*** Supplied material ***

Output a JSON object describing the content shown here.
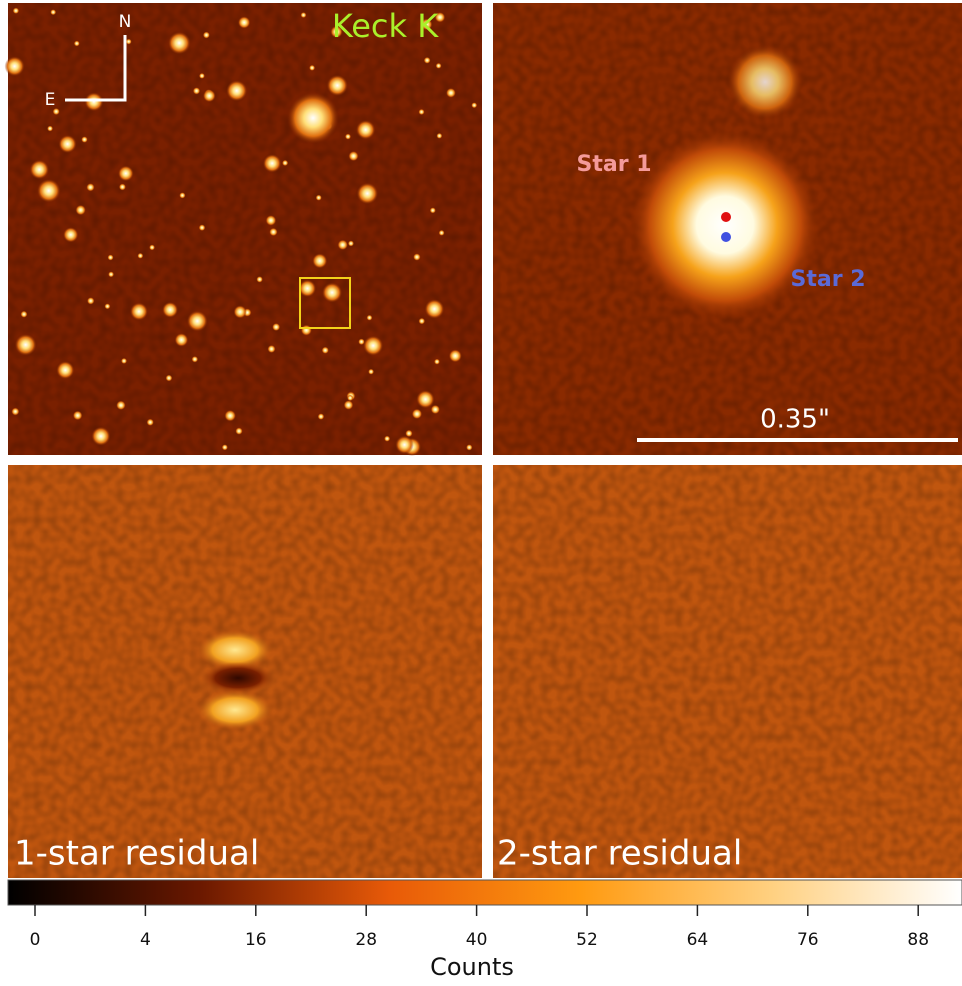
{
  "panels": [
    {
      "label": "Keck K",
      "compass": {
        "north": "N",
        "east": "E"
      }
    },
    {
      "star1": "Star 1",
      "star2": "Star 2",
      "scale_bar": "0.35\""
    },
    {
      "label": "1-star residual"
    },
    {
      "label": "2-star residual"
    }
  ],
  "colorbar": {
    "label": "Counts",
    "ticks": [
      0,
      4,
      16,
      28,
      40,
      52,
      64,
      76,
      88
    ]
  }
}
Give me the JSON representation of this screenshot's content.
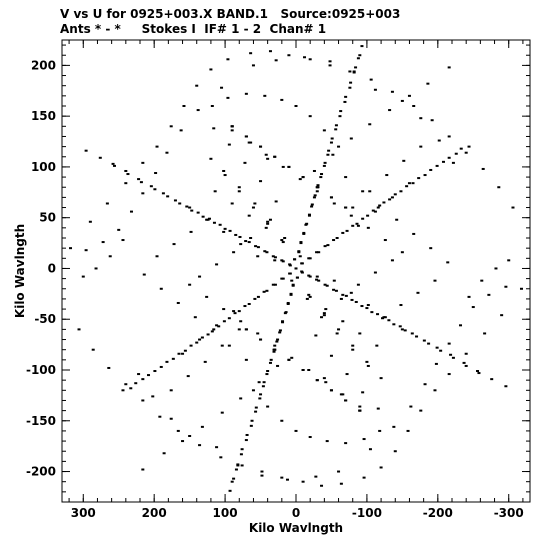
{
  "header": {
    "title": "V vs U for 0925+003.X BAND.1   Source:0925+003",
    "subtitle": "Ants * - *     Stokes I  IF# 1 - 2  Chan# 1"
  },
  "chart_data": {
    "type": "scatter",
    "title": "V vs U for 0925+003.X BAND.1   Source:0925+003",
    "subtitle": "Ants * - *     Stokes I  IF# 1 - 2  Chan# 1",
    "xlabel": "Kilo Wavlngth",
    "ylabel": "Kilo Wavlngth",
    "xlim": [
      330,
      -330
    ],
    "ylim": [
      -230,
      225
    ],
    "x_reversed": true,
    "x_ticks": [
      300,
      200,
      100,
      0,
      -100,
      -200,
      -300
    ],
    "y_ticks": [
      200,
      150,
      100,
      50,
      0,
      -50,
      -100,
      -150,
      -200
    ],
    "x_minor_step": 20,
    "y_minor_step": 10,
    "grid": false,
    "legend": "none",
    "marker_color": "#000000",
    "series": [
      {
        "points": [
          [
            0,
            0
          ],
          [
            2,
            9
          ],
          [
            -4,
            16
          ],
          [
            -7,
            25
          ],
          [
            -11,
            34
          ],
          [
            -14,
            43
          ],
          [
            -19,
            52
          ],
          [
            -22,
            61
          ],
          [
            -26,
            70
          ],
          [
            -31,
            80
          ],
          [
            -35,
            90
          ],
          [
            -40,
            101
          ],
          [
            -45,
            112
          ],
          [
            -50,
            124
          ],
          [
            -56,
            137
          ],
          [
            -62,
            150
          ],
          [
            -69,
            164
          ],
          [
            -76,
            178
          ],
          [
            -82,
            193
          ],
          [
            -88,
            207
          ],
          [
            -93,
            219
          ],
          [
            -2,
            -9
          ],
          [
            4,
            -17
          ],
          [
            7,
            -26
          ],
          [
            11,
            -35
          ],
          [
            15,
            -44
          ],
          [
            19,
            -53
          ],
          [
            23,
            -63
          ],
          [
            27,
            -72
          ],
          [
            31,
            -82
          ],
          [
            36,
            -93
          ],
          [
            41,
            -104
          ],
          [
            46,
            -116
          ],
          [
            51,
            -128
          ],
          [
            57,
            -141
          ],
          [
            63,
            -155
          ],
          [
            70,
            -169
          ],
          [
            77,
            -183
          ],
          [
            84,
            -198
          ],
          [
            90,
            -210
          ],
          [
            8,
            3
          ],
          [
            18,
            7
          ],
          [
            29,
            11
          ],
          [
            41,
            16
          ],
          [
            53,
            21
          ],
          [
            66,
            26
          ],
          [
            79,
            31
          ],
          [
            93,
            37
          ],
          [
            107,
            43
          ],
          [
            122,
            49
          ],
          [
            138,
            55
          ],
          [
            154,
            61
          ],
          [
            170,
            67
          ],
          [
            187,
            74
          ],
          [
            204,
            81
          ],
          [
            222,
            88
          ],
          [
            240,
            96
          ],
          [
            258,
            103
          ],
          [
            -9,
            -4
          ],
          [
            -20,
            -8
          ],
          [
            -32,
            -12
          ],
          [
            -44,
            -17
          ],
          [
            -57,
            -22
          ],
          [
            -71,
            -27
          ],
          [
            -85,
            -33
          ],
          [
            -100,
            -39
          ],
          [
            -115,
            -45
          ],
          [
            -131,
            -51
          ],
          [
            -147,
            -57
          ],
          [
            -164,
            -64
          ],
          [
            -181,
            -71
          ],
          [
            -199,
            -78
          ],
          [
            -218,
            -85
          ],
          [
            -237,
            -93
          ],
          [
            -256,
            -101
          ],
          [
            -276,
            -109
          ],
          [
            -296,
            -116
          ],
          [
            -8,
            5
          ],
          [
            -18,
            10
          ],
          [
            -29,
            16
          ],
          [
            -41,
            22
          ],
          [
            -53,
            28
          ],
          [
            -66,
            35
          ],
          [
            -80,
            42
          ],
          [
            -94,
            49
          ],
          [
            -109,
            57
          ],
          [
            -124,
            65
          ],
          [
            -140,
            73
          ],
          [
            -156,
            81
          ],
          [
            -173,
            89
          ],
          [
            -190,
            97
          ],
          [
            -208,
            105
          ],
          [
            -226,
            113
          ],
          [
            -244,
            120
          ],
          [
            9,
            -5
          ],
          [
            20,
            -10
          ],
          [
            32,
            -16
          ],
          [
            45,
            -23
          ],
          [
            58,
            -30
          ],
          [
            72,
            -37
          ],
          [
            86,
            -44
          ],
          [
            101,
            -52
          ],
          [
            116,
            -60
          ],
          [
            132,
            -68
          ],
          [
            148,
            -76
          ],
          [
            165,
            -84
          ],
          [
            182,
            -92
          ],
          [
            199,
            -101
          ],
          [
            216,
            -109
          ],
          [
            233,
            -118
          ],
          [
            60,
            200
          ],
          [
            28,
            205
          ],
          [
            -12,
            208
          ],
          [
            -48,
            204
          ],
          [
            -82,
            194
          ],
          [
            -112,
            176
          ],
          [
            -150,
            165
          ],
          [
            -176,
            148
          ],
          [
            -202,
            126
          ],
          [
            -222,
            104
          ],
          [
            105,
            178
          ],
          [
            138,
            156
          ],
          [
            162,
            136
          ],
          [
            182,
            114
          ],
          [
            198,
            94
          ],
          [
            216,
            74
          ],
          [
            232,
            56
          ],
          [
            250,
            38
          ],
          [
            272,
            26
          ],
          [
            296,
            18
          ],
          [
            -244,
            -28
          ],
          [
            -262,
            -12
          ],
          [
            -282,
            0
          ],
          [
            -300,
            8
          ],
          [
            -318,
            -20
          ],
          [
            -290,
            -46
          ],
          [
            -266,
            -64
          ],
          [
            -240,
            -84
          ],
          [
            -216,
            -104
          ],
          [
            -196,
            -120
          ],
          [
            -176,
            -140
          ],
          [
            -158,
            -160
          ],
          [
            -140,
            -180
          ],
          [
            -120,
            -196
          ],
          [
            -96,
            -206
          ],
          [
            -64,
            -212
          ],
          [
            -36,
            -214
          ],
          [
            -10,
            -210
          ],
          [
            20,
            -206
          ],
          [
            48,
            -200
          ],
          [
            76,
            -194
          ],
          [
            106,
            -186
          ],
          [
            136,
            -174
          ],
          [
            166,
            -160
          ],
          [
            192,
            -146
          ],
          [
            216,
            -130
          ],
          [
            240,
            -114
          ],
          [
            264,
            -98
          ],
          [
            286,
            -80
          ],
          [
            306,
            -60
          ],
          [
            216,
            -198
          ],
          [
            186,
            -182
          ],
          [
            160,
            -170
          ],
          [
            132,
            -156
          ],
          [
            104,
            -142
          ],
          [
            78,
            -128
          ],
          [
            52,
            -112
          ],
          [
            26,
            -96
          ],
          [
            -116,
            -138
          ],
          [
            -94,
            -122
          ],
          [
            -72,
            -104
          ],
          [
            -50,
            -86
          ],
          [
            -28,
            -66
          ],
          [
            -40,
            -46
          ],
          [
            -64,
            -30
          ],
          [
            -88,
            -16
          ],
          [
            -112,
            -4
          ],
          [
            -136,
            8
          ],
          [
            70,
            -90
          ],
          [
            94,
            -76
          ],
          [
            118,
            -62
          ],
          [
            142,
            -48
          ],
          [
            166,
            -34
          ],
          [
            190,
            -20
          ],
          [
            214,
            -6
          ],
          [
            196,
            12
          ],
          [
            172,
            24
          ],
          [
            148,
            36
          ],
          [
            124,
            48
          ],
          [
            -60,
            120
          ],
          [
            -40,
            136
          ],
          [
            -20,
            150
          ],
          [
            0,
            160
          ],
          [
            20,
            166
          ],
          [
            44,
            170
          ],
          [
            70,
            172
          ],
          [
            96,
            168
          ],
          [
            118,
            160
          ],
          [
            90,
            140
          ],
          [
            64,
            124
          ],
          [
            40,
            108
          ],
          [
            -80,
            60
          ],
          [
            -104,
            76
          ],
          [
            -128,
            92
          ],
          [
            -152,
            106
          ],
          [
            -176,
            120
          ],
          [
            -160,
            84
          ],
          [
            -136,
            70
          ],
          [
            -112,
            56
          ],
          [
            -88,
            42
          ],
          [
            120,
            108
          ],
          [
            100,
            92
          ],
          [
            80,
            76
          ],
          [
            60,
            60
          ],
          [
            40,
            44
          ],
          [
            20,
            28
          ],
          [
            -16,
            -30
          ],
          [
            -36,
            -48
          ],
          [
            -58,
            -64
          ],
          [
            -80,
            -80
          ],
          [
            -102,
            -96
          ],
          [
            150,
            -16
          ],
          [
            126,
            -28
          ],
          [
            102,
            -40
          ],
          [
            78,
            -52
          ],
          [
            54,
            -64
          ],
          [
            30,
            -76
          ],
          [
            6,
            -88
          ],
          [
            -18,
            -100
          ],
          [
            -42,
            -112
          ],
          [
            -66,
            -124
          ],
          [
            -90,
            -136
          ],
          [
            -150,
            -60
          ],
          [
            -126,
            -48
          ],
          [
            -102,
            -36
          ],
          [
            -78,
            -24
          ],
          [
            -54,
            -12
          ],
          [
            -30,
            -8
          ],
          [
            -6,
            12
          ],
          [
            18,
            26
          ],
          [
            42,
            40
          ],
          [
            66,
            52
          ],
          [
            90,
            64
          ],
          [
            114,
            76
          ],
          [
            10,
            100
          ],
          [
            -10,
            90
          ],
          [
            -30,
            80
          ],
          [
            -50,
            70
          ],
          [
            -70,
            60
          ],
          [
            30,
            110
          ],
          [
            50,
            120
          ],
          [
            70,
            130
          ],
          [
            90,
            140
          ],
          [
            -10,
            -100
          ],
          [
            10,
            -90
          ],
          [
            30,
            -80
          ],
          [
            50,
            -70
          ],
          [
            70,
            -60
          ],
          [
            -30,
            -110
          ],
          [
            -50,
            -120
          ],
          [
            -70,
            -130
          ],
          [
            -90,
            -140
          ]
        ]
      }
    ]
  }
}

***

Pull every line containing "Ants" out of the data above.

## Result of the task:
    "subtitle": "Ants * - *     Stokes I  IF# 1 - 2  Chan# 1"
    "subtitle": "Ants * - *     Stokes I  IF# 1 - 2  Chan# 1",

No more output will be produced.